REQUEST: Convert the entries into a numbered list, starting at the first line and ending at the line that contains "panel-b-label: (b) xyxy=(8,483,39,511)". Leave out any blank lines.

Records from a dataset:
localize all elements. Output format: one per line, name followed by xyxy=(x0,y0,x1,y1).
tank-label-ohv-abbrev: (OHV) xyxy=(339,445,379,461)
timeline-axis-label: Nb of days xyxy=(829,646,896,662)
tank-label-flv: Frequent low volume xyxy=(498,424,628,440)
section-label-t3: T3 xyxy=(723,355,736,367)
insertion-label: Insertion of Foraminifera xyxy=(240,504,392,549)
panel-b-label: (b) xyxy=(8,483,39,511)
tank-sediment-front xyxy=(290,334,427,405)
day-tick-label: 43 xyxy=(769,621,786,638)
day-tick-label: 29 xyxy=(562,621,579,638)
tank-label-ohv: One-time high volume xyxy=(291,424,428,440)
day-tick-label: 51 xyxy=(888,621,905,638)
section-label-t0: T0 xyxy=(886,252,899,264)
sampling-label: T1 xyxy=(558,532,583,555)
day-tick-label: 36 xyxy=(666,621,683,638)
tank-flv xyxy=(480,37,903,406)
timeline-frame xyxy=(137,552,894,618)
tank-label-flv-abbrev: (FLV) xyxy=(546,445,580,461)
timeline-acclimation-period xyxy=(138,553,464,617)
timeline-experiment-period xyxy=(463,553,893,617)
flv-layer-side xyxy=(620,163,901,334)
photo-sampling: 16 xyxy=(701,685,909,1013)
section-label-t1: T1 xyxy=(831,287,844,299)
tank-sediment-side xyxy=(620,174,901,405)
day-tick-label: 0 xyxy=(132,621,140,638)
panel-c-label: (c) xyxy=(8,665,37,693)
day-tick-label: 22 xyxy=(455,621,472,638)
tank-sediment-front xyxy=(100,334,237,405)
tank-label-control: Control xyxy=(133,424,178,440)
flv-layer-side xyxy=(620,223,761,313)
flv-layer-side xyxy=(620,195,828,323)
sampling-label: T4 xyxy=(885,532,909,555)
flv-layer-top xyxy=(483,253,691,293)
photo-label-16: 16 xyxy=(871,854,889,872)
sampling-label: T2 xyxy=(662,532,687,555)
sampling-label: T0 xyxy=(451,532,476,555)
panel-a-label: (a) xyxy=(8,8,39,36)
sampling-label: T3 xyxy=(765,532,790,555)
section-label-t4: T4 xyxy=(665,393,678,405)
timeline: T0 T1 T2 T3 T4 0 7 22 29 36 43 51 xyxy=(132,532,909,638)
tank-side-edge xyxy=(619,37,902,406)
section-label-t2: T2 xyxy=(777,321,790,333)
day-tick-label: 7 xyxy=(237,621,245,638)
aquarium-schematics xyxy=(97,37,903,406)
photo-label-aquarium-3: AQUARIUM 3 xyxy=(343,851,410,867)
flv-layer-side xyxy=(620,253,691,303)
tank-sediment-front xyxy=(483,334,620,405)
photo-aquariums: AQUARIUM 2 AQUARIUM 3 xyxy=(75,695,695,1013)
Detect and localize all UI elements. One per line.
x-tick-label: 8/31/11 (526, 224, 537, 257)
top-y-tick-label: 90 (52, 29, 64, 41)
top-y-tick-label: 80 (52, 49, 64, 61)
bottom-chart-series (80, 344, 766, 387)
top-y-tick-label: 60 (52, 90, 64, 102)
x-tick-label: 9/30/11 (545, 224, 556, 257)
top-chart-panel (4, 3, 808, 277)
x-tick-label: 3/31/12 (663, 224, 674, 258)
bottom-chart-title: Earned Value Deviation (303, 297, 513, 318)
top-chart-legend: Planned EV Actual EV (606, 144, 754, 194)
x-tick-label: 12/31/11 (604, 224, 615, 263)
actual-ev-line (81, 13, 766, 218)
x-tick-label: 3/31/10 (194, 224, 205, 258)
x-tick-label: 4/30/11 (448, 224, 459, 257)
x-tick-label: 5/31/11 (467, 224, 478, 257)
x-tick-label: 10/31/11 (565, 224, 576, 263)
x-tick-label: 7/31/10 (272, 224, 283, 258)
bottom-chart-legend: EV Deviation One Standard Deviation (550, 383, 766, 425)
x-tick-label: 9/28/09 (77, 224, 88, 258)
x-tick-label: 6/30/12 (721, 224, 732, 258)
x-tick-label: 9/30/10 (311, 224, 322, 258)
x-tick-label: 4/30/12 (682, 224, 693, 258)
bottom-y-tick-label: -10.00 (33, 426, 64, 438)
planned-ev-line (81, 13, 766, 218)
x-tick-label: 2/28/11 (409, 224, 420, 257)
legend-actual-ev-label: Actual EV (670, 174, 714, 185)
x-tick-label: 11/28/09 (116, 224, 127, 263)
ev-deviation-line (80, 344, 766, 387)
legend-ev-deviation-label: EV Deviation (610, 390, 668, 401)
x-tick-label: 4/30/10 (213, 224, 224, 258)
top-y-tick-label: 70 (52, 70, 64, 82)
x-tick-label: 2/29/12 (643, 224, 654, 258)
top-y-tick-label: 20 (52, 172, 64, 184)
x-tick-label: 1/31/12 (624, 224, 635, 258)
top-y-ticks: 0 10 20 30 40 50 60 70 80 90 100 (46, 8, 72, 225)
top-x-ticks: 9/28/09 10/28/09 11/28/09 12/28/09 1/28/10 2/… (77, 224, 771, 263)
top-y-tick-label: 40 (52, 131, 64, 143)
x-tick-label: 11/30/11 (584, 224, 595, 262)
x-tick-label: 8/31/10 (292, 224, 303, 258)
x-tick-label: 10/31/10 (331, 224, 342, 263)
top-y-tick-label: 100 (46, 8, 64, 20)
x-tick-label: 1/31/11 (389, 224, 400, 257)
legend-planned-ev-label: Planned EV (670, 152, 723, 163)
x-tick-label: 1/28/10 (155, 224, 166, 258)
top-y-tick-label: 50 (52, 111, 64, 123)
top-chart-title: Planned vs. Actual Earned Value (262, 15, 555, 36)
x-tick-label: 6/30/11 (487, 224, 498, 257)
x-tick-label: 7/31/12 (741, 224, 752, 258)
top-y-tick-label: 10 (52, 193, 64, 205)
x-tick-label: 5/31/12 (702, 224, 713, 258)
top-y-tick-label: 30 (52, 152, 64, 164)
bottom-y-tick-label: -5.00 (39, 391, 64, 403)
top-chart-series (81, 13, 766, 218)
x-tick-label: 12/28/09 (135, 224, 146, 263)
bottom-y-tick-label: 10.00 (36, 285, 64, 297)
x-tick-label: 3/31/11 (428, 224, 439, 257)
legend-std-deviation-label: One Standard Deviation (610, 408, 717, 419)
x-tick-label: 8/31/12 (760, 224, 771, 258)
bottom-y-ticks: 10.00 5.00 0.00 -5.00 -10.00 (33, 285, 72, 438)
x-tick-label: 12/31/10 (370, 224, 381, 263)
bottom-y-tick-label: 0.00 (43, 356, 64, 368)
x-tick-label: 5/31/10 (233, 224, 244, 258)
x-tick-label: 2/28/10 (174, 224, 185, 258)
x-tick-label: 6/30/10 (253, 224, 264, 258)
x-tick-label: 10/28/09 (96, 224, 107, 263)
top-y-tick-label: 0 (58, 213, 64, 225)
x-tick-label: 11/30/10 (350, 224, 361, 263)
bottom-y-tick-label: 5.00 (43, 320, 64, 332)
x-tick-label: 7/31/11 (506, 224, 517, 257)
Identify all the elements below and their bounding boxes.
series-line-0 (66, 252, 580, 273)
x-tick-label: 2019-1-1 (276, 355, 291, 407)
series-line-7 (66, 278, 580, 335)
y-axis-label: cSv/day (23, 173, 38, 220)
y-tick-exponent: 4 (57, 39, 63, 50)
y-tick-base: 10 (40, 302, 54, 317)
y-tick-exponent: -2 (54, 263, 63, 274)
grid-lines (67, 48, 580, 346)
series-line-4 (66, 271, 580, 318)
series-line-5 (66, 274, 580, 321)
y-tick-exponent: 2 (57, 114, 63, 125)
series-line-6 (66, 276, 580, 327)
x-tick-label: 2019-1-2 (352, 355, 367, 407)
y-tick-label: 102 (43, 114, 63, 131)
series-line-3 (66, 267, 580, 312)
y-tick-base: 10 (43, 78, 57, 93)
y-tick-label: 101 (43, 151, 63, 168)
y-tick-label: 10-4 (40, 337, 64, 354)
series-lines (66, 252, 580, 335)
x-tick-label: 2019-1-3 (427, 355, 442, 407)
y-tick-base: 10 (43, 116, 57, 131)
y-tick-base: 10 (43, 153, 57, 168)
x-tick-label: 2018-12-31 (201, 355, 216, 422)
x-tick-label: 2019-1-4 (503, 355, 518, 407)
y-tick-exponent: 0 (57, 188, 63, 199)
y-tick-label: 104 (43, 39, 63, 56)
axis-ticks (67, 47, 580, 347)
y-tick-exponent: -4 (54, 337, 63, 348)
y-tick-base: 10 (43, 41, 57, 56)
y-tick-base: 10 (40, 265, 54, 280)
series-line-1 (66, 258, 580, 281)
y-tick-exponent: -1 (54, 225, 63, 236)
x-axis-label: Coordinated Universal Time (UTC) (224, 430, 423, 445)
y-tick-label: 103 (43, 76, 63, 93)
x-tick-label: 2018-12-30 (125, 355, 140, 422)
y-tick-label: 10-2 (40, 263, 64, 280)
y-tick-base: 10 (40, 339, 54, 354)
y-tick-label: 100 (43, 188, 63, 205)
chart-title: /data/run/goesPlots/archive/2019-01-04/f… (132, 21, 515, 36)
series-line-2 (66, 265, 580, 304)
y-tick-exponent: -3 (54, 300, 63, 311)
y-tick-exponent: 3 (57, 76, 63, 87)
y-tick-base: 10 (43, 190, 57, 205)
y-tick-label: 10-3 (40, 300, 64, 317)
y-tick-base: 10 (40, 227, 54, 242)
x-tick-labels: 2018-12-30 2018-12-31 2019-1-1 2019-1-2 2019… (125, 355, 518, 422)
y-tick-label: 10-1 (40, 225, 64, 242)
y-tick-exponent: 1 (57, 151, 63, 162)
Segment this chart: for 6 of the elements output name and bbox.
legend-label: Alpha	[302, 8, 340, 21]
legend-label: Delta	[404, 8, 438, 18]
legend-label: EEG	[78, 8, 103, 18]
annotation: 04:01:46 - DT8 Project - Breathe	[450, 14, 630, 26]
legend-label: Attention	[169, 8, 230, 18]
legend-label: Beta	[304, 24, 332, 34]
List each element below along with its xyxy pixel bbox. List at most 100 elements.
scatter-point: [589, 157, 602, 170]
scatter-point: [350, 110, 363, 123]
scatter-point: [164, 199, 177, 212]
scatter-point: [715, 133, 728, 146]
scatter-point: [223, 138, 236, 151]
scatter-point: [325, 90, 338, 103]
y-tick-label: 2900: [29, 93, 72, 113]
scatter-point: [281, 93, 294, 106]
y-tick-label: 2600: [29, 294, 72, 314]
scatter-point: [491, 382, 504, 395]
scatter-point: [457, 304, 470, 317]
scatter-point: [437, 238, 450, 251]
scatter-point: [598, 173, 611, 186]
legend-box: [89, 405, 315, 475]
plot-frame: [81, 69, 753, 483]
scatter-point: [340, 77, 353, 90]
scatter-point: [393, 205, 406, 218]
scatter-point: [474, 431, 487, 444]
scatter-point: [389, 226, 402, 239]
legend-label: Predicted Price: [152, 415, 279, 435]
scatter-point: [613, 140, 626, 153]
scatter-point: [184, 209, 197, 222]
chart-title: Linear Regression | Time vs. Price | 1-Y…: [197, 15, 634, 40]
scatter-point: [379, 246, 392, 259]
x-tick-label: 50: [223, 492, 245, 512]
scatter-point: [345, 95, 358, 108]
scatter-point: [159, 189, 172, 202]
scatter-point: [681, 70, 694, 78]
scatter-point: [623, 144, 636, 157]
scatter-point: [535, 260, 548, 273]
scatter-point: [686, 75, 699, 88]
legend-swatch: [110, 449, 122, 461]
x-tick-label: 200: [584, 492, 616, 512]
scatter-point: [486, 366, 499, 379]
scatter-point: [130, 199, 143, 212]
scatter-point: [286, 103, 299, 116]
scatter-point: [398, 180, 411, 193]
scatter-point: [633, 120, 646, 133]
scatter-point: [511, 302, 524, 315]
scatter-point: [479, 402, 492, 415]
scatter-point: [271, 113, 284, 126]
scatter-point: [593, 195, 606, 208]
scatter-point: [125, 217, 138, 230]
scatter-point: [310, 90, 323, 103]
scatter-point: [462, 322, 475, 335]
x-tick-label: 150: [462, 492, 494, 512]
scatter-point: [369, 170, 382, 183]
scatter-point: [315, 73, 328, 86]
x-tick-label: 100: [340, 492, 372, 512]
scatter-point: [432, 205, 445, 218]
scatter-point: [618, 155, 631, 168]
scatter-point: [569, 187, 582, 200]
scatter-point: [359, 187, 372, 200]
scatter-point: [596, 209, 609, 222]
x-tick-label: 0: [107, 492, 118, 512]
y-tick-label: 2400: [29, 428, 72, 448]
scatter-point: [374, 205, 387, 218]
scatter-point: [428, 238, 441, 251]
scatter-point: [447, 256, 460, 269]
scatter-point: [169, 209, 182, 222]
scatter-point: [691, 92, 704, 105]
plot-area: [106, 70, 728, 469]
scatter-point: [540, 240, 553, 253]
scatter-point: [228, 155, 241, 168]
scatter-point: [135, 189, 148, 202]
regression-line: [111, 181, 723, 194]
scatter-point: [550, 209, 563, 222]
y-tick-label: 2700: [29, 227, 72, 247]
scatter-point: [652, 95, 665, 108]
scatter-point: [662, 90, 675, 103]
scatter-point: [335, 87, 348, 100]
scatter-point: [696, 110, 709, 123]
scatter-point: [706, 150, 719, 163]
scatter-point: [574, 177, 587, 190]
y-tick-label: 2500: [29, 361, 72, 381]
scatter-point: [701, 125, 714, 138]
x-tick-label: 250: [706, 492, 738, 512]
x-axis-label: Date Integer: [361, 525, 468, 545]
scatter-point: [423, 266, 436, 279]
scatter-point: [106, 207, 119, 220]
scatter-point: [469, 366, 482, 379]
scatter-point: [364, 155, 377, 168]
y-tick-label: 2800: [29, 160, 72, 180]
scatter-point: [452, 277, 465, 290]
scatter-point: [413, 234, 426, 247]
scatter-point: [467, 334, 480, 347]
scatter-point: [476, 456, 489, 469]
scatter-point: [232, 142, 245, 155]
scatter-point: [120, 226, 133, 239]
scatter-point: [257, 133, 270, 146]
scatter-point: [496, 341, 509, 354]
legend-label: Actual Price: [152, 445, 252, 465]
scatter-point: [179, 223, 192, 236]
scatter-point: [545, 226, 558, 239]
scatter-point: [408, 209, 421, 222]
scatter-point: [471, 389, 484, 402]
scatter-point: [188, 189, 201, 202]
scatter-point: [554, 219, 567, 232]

FINAL RESULT:
1. localize all elements. Output format: one per line, name followed by xyxy=(x0,y0,x1,y1).
2. tank-label-ohv-abbrev: (OHV) xyxy=(339,445,379,461)
3. timeline-axis-label: Nb of days xyxy=(829,646,896,662)
4. tank-label-flv: Frequent low volume xyxy=(498,424,628,440)
5. section-label-t3: T3 xyxy=(723,355,736,367)
6. insertion-label: Insertion of Foraminifera xyxy=(240,504,392,549)
7. panel-b-label: (b) xyxy=(8,483,39,511)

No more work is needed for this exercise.